Copy out the data below verbatim.

DATA PROVIDED:
+ + + +

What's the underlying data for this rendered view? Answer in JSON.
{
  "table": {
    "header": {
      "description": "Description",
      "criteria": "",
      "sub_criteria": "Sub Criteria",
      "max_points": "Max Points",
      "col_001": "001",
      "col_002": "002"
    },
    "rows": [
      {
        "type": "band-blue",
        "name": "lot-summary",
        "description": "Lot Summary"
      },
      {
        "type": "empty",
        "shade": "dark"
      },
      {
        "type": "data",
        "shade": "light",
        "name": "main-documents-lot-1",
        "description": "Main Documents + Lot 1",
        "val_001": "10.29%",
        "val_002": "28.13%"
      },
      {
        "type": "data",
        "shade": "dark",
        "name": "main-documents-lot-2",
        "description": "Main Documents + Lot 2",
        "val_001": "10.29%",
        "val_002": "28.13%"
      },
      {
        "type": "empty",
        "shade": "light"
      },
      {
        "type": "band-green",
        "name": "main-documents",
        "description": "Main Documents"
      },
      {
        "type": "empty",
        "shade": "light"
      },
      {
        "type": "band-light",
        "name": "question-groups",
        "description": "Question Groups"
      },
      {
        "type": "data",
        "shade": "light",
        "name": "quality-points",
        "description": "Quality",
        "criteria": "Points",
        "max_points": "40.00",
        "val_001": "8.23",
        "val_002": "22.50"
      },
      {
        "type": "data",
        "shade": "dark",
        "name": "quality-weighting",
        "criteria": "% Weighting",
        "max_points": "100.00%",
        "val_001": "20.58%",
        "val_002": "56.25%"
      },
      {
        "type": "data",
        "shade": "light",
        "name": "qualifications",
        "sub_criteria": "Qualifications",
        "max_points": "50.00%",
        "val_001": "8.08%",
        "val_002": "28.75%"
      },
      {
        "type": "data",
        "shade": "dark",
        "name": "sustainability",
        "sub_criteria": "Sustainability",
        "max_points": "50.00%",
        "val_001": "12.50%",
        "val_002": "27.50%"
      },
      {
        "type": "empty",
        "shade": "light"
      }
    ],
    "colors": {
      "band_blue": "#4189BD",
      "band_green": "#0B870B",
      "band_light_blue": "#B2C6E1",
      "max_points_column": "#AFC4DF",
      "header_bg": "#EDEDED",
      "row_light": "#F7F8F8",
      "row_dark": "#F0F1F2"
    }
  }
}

+ + + +

SOLVED EXERCISE:
What's the underlying data for this rendered view? Answer in JSON.
{
  "table": {
    "header": {
      "description": "Description",
      "criteria": "",
      "sub_criteria": "Sub Criteria",
      "max_points": "Max Points",
      "col_001": "001",
      "col_002": "002"
    },
    "rows": [
      {
        "type": "band-blue",
        "name": "lot-summary",
        "description": "Lot Summary"
      },
      {
        "type": "empty",
        "shade": "dark"
      },
      {
        "type": "data",
        "shade": "light",
        "name": "main-documents-lot-1",
        "description": "Main Documents + Lot 1",
        "val_001": "10.29%",
        "val_002": "28.13%"
      },
      {
        "type": "data",
        "shade": "dark",
        "name": "main-documents-lot-2",
        "description": "Main Documents + Lot 2",
        "val_001": "10.29%",
        "val_002": "28.13%"
      },
      {
        "type": "empty",
        "shade": "light"
      },
      {
        "type": "band-green",
        "name": "main-documents",
        "description": "Main Documents"
      },
      {
        "type": "empty",
        "shade": "light"
      },
      {
        "type": "band-light",
        "name": "question-groups",
        "description": "Question Groups"
      },
      {
        "type": "data",
        "shade": "light",
        "name": "quality-points",
        "description": "Quality",
        "criteria": "Points",
        "max_points": "40.00",
        "val_001": "8.23",
        "val_002": "22.50"
      },
      {
        "type": "data",
        "shade": "dark",
        "name": "quality-weighting",
        "criteria": "% Weighting",
        "max_points": "100.00%",
        "val_001": "20.58%",
        "val_002": "56.25%"
      },
      {
        "type": "data",
        "shade": "light",
        "name": "qualifications",
        "sub_criteria": "Qualifications",
        "max_points": "50.00%",
        "val_001": "8.08%",
        "val_002": "28.75%"
      },
      {
        "type": "data",
        "shade": "dark",
        "name": "sustainability",
        "sub_criteria": "Sustainability",
        "max_points": "50.00%",
        "val_001": "12.50%",
        "val_002": "27.50%"
      },
      {
        "type": "empty",
        "shade": "light"
      }
    ],
    "colors": {
      "band_blue": "#4189BD",
      "band_green": "#0B870B",
      "band_light_blue": "#B2C6E1",
      "max_points_column": "#AFC4DF",
      "header_bg": "#EDEDED",
      "row_light": "#F7F8F8",
      "row_dark": "#F0F1F2"
    }
  }
}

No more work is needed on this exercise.